Problem requirements - In the material below, identify each line bearing the word "rayons". Reproduce those lines.
____ Supplied records
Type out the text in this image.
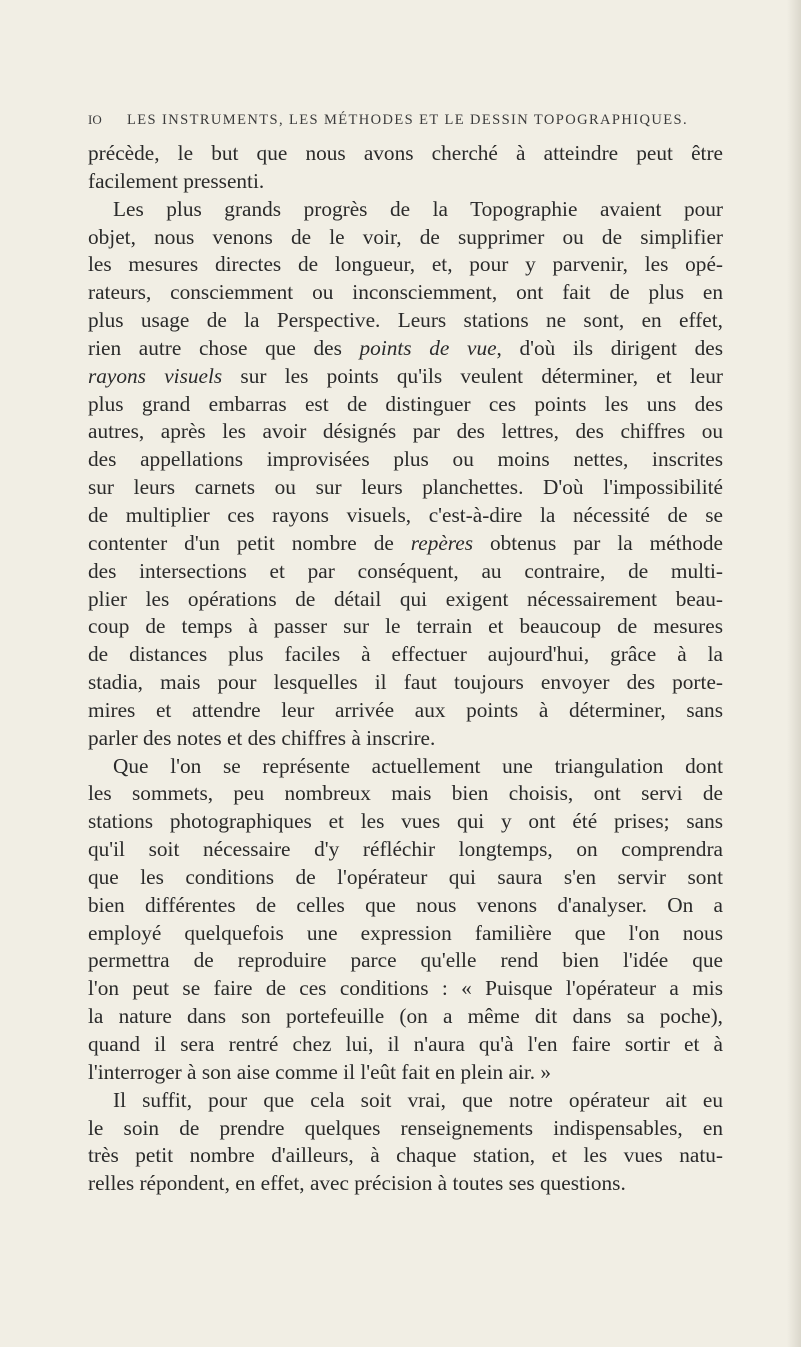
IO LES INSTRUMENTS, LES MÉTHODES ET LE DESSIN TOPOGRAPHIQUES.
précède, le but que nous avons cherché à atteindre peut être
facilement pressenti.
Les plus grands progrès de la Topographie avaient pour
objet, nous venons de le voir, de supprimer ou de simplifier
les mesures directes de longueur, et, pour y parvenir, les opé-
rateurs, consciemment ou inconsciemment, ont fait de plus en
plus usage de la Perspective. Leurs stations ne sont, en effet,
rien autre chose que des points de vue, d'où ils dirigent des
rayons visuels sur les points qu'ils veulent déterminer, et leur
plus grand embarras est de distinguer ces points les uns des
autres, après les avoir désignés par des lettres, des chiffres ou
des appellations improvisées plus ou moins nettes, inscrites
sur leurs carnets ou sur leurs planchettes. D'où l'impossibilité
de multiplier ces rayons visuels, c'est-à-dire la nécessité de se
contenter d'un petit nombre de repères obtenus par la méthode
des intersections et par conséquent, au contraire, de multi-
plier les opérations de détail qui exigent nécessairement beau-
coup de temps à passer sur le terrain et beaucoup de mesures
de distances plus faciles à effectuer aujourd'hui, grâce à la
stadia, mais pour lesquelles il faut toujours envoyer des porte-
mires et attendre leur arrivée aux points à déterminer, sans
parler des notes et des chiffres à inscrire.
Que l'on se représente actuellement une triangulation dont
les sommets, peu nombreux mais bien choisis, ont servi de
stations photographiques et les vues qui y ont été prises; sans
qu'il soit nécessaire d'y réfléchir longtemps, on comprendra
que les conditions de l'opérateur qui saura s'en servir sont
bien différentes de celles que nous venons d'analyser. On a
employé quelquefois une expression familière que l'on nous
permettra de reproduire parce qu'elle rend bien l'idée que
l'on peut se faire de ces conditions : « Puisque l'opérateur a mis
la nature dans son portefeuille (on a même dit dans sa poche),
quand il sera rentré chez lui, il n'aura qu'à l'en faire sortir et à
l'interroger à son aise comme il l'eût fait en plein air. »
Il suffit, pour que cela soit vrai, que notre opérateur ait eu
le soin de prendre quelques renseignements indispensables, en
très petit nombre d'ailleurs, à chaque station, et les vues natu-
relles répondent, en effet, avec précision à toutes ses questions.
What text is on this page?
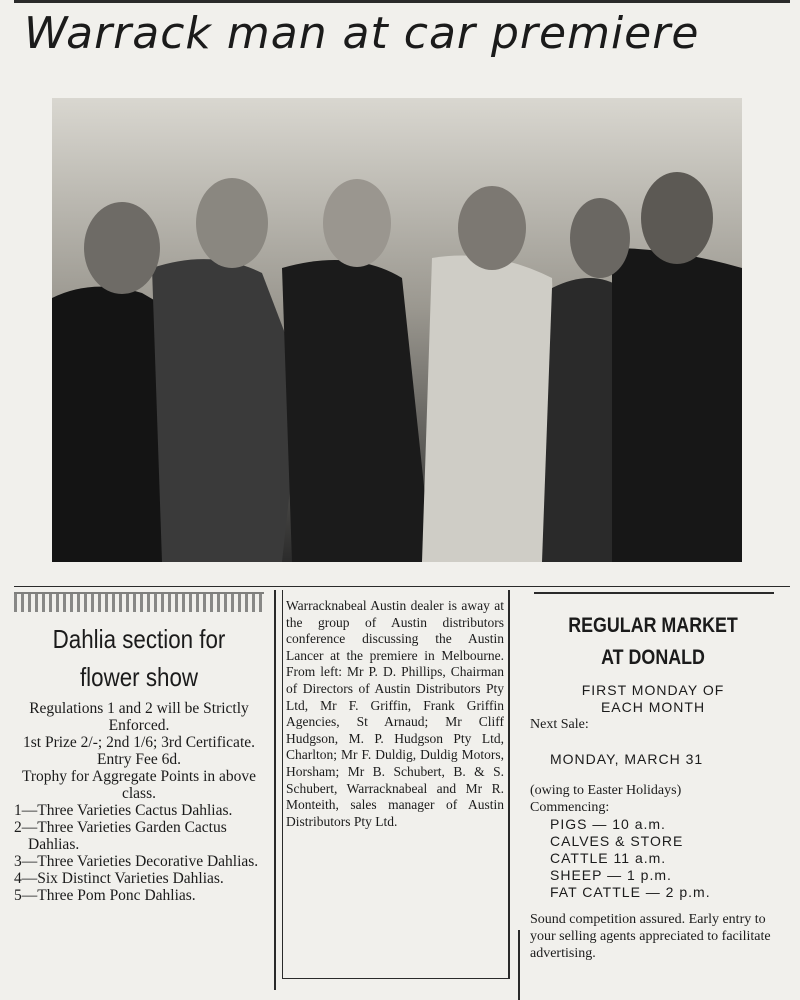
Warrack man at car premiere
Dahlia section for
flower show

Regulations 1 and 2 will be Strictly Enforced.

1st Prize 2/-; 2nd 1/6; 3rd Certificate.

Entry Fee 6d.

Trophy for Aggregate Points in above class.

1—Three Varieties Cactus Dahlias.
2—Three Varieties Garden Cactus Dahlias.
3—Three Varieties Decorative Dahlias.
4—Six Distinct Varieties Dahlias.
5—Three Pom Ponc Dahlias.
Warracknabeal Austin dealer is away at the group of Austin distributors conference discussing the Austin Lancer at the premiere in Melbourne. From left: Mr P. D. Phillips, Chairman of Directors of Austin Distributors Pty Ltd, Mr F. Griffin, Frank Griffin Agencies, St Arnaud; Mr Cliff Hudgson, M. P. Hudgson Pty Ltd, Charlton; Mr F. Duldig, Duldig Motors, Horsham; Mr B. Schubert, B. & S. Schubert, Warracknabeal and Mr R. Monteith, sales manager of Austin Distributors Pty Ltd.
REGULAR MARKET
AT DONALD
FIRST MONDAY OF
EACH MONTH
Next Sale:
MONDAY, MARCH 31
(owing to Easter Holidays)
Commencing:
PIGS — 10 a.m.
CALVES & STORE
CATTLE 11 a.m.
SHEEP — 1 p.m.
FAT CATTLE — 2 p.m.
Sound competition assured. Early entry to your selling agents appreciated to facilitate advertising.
________
Expected answer -
rayons visuels sur les points qu'ils veulent déterminer, et leur
de multiplier ces rayons visuels, c'est-à-dire la nécessité de se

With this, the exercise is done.